Problem: Gather every line from the entries below that includes "signal".

━━ Supplied records

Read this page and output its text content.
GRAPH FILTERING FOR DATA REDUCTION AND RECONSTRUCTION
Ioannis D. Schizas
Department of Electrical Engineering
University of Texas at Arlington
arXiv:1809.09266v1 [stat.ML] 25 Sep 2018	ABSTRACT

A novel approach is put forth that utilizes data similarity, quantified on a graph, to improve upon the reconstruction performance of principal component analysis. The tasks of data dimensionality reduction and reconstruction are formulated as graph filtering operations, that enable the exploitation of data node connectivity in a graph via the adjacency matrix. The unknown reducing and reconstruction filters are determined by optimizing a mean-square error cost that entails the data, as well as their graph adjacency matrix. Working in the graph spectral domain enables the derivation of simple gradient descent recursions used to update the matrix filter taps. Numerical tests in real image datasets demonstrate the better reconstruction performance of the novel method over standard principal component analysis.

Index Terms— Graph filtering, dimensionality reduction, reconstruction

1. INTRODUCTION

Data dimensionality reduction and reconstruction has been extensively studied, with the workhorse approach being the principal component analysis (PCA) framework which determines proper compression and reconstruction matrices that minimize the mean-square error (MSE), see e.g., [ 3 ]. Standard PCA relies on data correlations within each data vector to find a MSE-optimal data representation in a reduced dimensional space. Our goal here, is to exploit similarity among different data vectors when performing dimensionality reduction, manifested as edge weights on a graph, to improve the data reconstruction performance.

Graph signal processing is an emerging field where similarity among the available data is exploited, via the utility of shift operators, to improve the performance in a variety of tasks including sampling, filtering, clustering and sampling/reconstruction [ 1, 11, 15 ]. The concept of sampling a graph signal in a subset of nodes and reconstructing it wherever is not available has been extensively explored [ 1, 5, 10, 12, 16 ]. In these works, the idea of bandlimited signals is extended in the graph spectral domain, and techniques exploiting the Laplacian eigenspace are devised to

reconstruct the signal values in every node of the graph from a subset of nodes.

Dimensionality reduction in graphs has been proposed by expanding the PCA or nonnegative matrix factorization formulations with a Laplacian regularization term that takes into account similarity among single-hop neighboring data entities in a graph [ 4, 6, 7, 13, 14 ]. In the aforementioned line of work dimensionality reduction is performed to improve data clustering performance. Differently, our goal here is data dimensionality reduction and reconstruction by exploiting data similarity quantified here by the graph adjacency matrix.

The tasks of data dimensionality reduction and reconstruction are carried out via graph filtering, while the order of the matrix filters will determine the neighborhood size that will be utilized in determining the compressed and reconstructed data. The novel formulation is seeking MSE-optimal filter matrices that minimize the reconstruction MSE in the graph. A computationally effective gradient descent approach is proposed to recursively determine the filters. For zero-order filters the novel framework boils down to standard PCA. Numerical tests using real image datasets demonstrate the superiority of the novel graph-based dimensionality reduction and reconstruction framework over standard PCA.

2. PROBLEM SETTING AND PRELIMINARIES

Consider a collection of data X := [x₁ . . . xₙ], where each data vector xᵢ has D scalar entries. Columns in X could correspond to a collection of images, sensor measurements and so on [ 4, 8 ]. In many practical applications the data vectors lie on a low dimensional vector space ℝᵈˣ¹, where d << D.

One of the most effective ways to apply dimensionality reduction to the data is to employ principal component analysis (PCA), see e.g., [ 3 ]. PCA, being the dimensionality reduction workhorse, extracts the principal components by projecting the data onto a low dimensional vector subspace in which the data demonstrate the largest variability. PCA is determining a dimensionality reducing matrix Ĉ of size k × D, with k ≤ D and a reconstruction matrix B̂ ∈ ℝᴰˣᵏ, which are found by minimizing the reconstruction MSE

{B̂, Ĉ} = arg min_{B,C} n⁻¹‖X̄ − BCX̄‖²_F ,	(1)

━━━━
━━ Supplied records

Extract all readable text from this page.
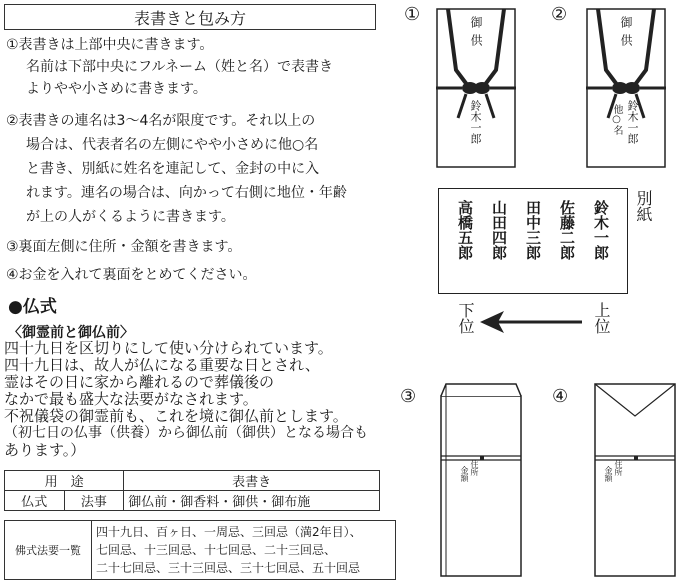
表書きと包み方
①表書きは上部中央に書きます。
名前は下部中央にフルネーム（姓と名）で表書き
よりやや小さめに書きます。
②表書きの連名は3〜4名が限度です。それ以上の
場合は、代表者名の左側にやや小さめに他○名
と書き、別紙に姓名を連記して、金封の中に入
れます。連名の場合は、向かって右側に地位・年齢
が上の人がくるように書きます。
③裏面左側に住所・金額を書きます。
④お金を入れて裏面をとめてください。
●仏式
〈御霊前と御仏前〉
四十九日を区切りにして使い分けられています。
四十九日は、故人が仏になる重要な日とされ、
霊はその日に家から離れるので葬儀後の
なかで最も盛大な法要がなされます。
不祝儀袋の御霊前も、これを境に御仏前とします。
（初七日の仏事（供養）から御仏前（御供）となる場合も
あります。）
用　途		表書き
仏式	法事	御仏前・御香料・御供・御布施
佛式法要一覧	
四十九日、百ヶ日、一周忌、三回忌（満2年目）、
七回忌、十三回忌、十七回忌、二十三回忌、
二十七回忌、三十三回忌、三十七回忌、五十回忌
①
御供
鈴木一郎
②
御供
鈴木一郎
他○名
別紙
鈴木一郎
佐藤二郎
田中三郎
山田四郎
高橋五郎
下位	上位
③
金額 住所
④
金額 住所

━━━━

The output:
Graph signal processing is an emerging field where similarity among the available data is exploited, via the utility of shift operators, to improve the performance in a variety of tasks including sampling, filtering, clustering and sampling/reconstruction [ 1, 11, 15 ]. The concept of sampling a graph signal in a subset of nodes and reconstructing it wherever is not available has been extensively explored [ 1, 5, 10, 12, 16 ]. In these works, the idea of bandlimited signals is extended in the graph spectral domain, and techniques exploiting the Laplacian eigenspace are devised to
reconstruct the signal values in every node of the graph from a subset of nodes.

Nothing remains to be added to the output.